** AIM OF THE EXERCISE **
Restate the records below word for word, and omit the images they hold.
+ + + +
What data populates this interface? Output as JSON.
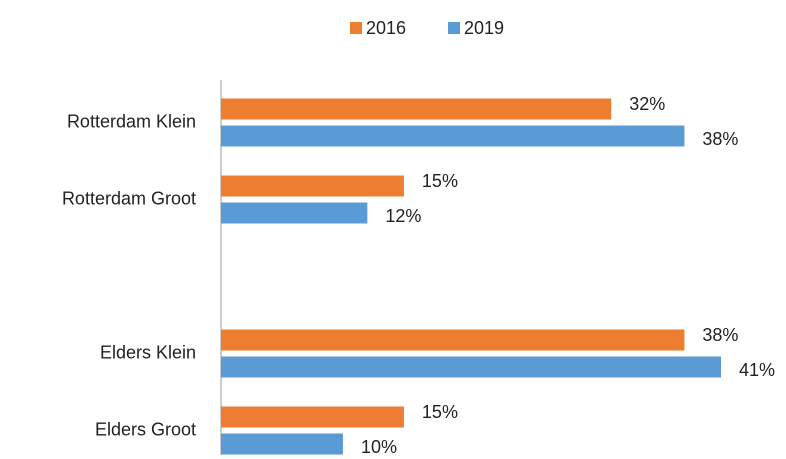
{
  "chart_data": {
    "type": "hbar",
    "categories": [
      "Rotterdam Klein",
      "Rotterdam Groot",
      null,
      "Elders Klein",
      "Elders Groot"
    ],
    "series": [
      {
        "name": "2016",
        "color": "#ed7d31",
        "values": [
          32,
          15,
          null,
          38,
          15
        ],
        "value_labels": [
          "32%",
          "15%",
          null,
          "38%",
          "15%"
        ]
      },
      {
        "name": "2019",
        "color": "#5b9bd5",
        "values": [
          38,
          12,
          null,
          41,
          10
        ],
        "value_labels": [
          "38%",
          "12%",
          null,
          "41%",
          "10%"
        ]
      }
    ],
    "legend": "top"
  }
}
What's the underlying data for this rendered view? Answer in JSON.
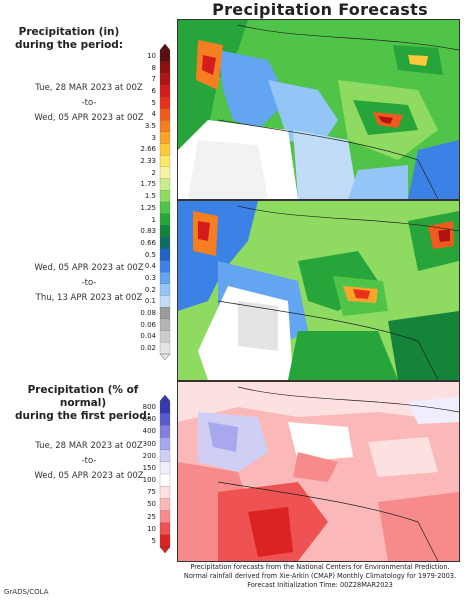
+ + + +
** IN RESPONSE **
What data populates this interface? Output as JSON.
{
  "chart_data": {
    "type": "hbar",
    "categories": [
      "Rotterdam Klein",
      "Rotterdam Groot",
      null,
      "Elders Klein",
      "Elders Groot"
    ],
    "series": [
      {
        "name": "2016",
        "color": "#ed7d31",
        "values": [
          32,
          15,
          null,
          38,
          15
        ],
        "value_labels": [
          "32%",
          "15%",
          null,
          "38%",
          "15%"
        ]
      },
      {
        "name": "2019",
        "color": "#5b9bd5",
        "values": [
          38,
          12,
          null,
          41,
          10
        ],
        "value_labels": [
          "38%",
          "12%",
          null,
          "41%",
          "10%"
        ]
      }
    ],
    "legend": "top"
  }
}
What's the underlying data for this rendered view? Answer in JSON.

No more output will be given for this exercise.